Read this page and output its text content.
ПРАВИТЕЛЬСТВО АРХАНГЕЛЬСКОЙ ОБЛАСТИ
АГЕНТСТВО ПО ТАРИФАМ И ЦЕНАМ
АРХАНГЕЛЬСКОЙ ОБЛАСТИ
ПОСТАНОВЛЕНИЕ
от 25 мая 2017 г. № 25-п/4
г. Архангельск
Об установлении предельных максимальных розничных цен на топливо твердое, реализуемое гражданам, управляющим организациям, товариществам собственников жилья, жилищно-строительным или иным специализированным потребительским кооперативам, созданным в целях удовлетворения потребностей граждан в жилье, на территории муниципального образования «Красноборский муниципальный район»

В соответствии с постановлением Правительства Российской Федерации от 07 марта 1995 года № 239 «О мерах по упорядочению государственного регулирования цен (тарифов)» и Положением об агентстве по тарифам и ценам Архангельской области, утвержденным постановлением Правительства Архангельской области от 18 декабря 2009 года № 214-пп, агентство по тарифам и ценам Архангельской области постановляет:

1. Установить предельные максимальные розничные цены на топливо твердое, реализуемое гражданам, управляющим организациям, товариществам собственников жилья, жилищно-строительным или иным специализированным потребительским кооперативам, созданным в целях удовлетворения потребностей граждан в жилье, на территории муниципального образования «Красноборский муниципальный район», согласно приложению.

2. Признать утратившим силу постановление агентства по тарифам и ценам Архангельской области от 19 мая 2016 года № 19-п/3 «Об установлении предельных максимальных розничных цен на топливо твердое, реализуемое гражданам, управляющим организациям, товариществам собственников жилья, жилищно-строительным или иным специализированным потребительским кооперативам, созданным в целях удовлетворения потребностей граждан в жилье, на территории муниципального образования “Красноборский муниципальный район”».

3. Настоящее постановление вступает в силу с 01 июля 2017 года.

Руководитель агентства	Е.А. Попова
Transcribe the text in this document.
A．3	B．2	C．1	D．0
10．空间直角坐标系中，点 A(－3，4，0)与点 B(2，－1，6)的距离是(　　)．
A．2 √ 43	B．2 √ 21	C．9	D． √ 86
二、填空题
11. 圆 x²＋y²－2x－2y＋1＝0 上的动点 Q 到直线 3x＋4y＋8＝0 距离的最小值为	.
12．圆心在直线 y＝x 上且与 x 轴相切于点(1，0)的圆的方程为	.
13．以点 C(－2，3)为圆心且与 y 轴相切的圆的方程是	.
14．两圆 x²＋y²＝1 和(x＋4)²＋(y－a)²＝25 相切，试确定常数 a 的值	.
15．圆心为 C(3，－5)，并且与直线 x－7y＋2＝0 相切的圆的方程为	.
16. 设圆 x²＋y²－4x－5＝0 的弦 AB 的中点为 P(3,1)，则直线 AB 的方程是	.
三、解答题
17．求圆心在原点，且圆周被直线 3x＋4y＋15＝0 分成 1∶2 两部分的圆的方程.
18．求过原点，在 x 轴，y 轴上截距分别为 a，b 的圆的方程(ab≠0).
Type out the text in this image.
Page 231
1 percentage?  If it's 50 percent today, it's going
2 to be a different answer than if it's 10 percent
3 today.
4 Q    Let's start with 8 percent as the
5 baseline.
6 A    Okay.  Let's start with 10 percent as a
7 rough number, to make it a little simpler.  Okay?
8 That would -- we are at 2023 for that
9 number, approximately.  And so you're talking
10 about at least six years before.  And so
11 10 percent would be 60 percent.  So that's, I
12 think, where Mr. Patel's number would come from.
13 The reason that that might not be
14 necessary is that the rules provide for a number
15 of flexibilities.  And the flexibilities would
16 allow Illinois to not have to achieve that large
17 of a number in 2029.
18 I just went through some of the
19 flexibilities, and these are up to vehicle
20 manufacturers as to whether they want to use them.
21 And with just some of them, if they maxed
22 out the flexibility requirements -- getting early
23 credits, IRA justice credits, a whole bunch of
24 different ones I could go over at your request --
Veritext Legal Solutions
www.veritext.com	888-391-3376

┄┄┄┄┄┄┄┄┄┄┄┄┄┄┄┄┄┄┄┄

Output all of the data again. Match it exactly.

■ Finished answer
Read this page and output its text content.
ПРАВИТЕЛЬСТВО АРХАНГЕЛЬСКОЙ ОБЛАСТИ
АГЕНТСТВО ПО ТАРИФАМ И ЦЕНАМ
АРХАНГЕЛЬСКОЙ ОБЛАСТИ
ПОСТАНОВЛЕНИЕ
от 25 мая 2017 г. № 25-п/4
г. Архангельск
Об установлении предельных максимальных розничных цен на топливо твердое, реализуемое гражданам, управляющим организациям, товариществам собственников жилья, жилищно-строительным или иным специализированным потребительским кооперативам, созданным в целях удовлетворения потребностей граждан в жилье, на территории муниципального образования «Красноборский муниципальный район»

В соответствии с постановлением Правительства Российской Федерации от 07 марта 1995 года № 239 «О мерах по упорядочению государственного регулирования цен (тарифов)» и Положением об агентстве по тарифам и ценам Архангельской области, утвержденным постановлением Правительства Архангельской области от 18 декабря 2009 года № 214-пп, агентство по тарифам и ценам Архангельской области постановляет:

1. Установить предельные максимальные розничные цены на топливо твердое, реализуемое гражданам, управляющим организациям, товариществам собственников жилья, жилищно-строительным или иным специализированным потребительским кооперативам, созданным в целях удовлетворения потребностей граждан в жилье, на территории муниципального образования «Красноборский муниципальный район», согласно приложению.

2. Признать утратившим силу постановление агентства по тарифам и ценам Архангельской области от 19 мая 2016 года № 19-п/3 «Об установлении предельных максимальных розничных цен на топливо твердое, реализуемое гражданам, управляющим организациям, товариществам собственников жилья, жилищно-строительным или иным специализированным потребительским кооперативам, созданным в целях удовлетворения потребностей граждан в жилье, на территории муниципального образования “Красноборский муниципальный район”».

3. Настоящее постановление вступает в силу с 01 июля 2017 года.

Руководитель агентства	Е.А. Попова
Transcribe the text in this document.
A．3	B．2	C．1	D．0
10．空间直角坐标系中，点 A(－3，4，0)与点 B(2，－1，6)的距离是(　　)．
A．2 √ 43	B．2 √ 21	C．9	D． √ 86
二、填空题
11. 圆 x²＋y²－2x－2y＋1＝0 上的动点 Q 到直线 3x＋4y＋8＝0 距离的最小值为	.
12．圆心在直线 y＝x 上且与 x 轴相切于点(1，0)的圆的方程为	.
13．以点 C(－2，3)为圆心且与 y 轴相切的圆的方程是	.
14．两圆 x²＋y²＝1 和(x＋4)²＋(y－a)²＝25 相切，试确定常数 a 的值	.
15．圆心为 C(3，－5)，并且与直线 x－7y＋2＝0 相切的圆的方程为	.
16. 设圆 x²＋y²－4x－5＝0 的弦 AB 的中点为 P(3,1)，则直线 AB 的方程是	.
三、解答题
17．求圆心在原点，且圆周被直线 3x＋4y＋15＝0 分成 1∶2 两部分的圆的方程.
18．求过原点，在 x 轴，y 轴上截距分别为 a，b 的圆的方程(ab≠0).
Type out the text in this image.
Page 231
1 percentage?  If it's 50 percent today, it's going
2 to be a different answer than if it's 10 percent
3 today.
4 Q    Let's start with 8 percent as the
5 baseline.
6 A    Okay.  Let's start with 10 percent as a
7 rough number, to make it a little simpler.  Okay?
8 That would -- we are at 2023 for that
9 number, approximately.  And so you're talking
10 about at least six years before.  And so
11 10 percent would be 60 percent.  So that's, I
12 think, where Mr. Patel's number would come from.
13 The reason that that might not be
14 necessary is that the rules provide for a number
15 of flexibilities.  And the flexibilities would
16 allow Illinois to not have to achieve that large
17 of a number in 2029.
18 I just went through some of the
19 flexibilities, and these are up to vehicle
20 manufacturers as to whether they want to use them.
21 And with just some of them, if they maxed
22 out the flexibility requirements -- getting early
23 credits, IRA justice credits, a whole bunch of
24 different ones I could go over at your request --
Veritext Legal Solutions
www.veritext.com	888-391-3376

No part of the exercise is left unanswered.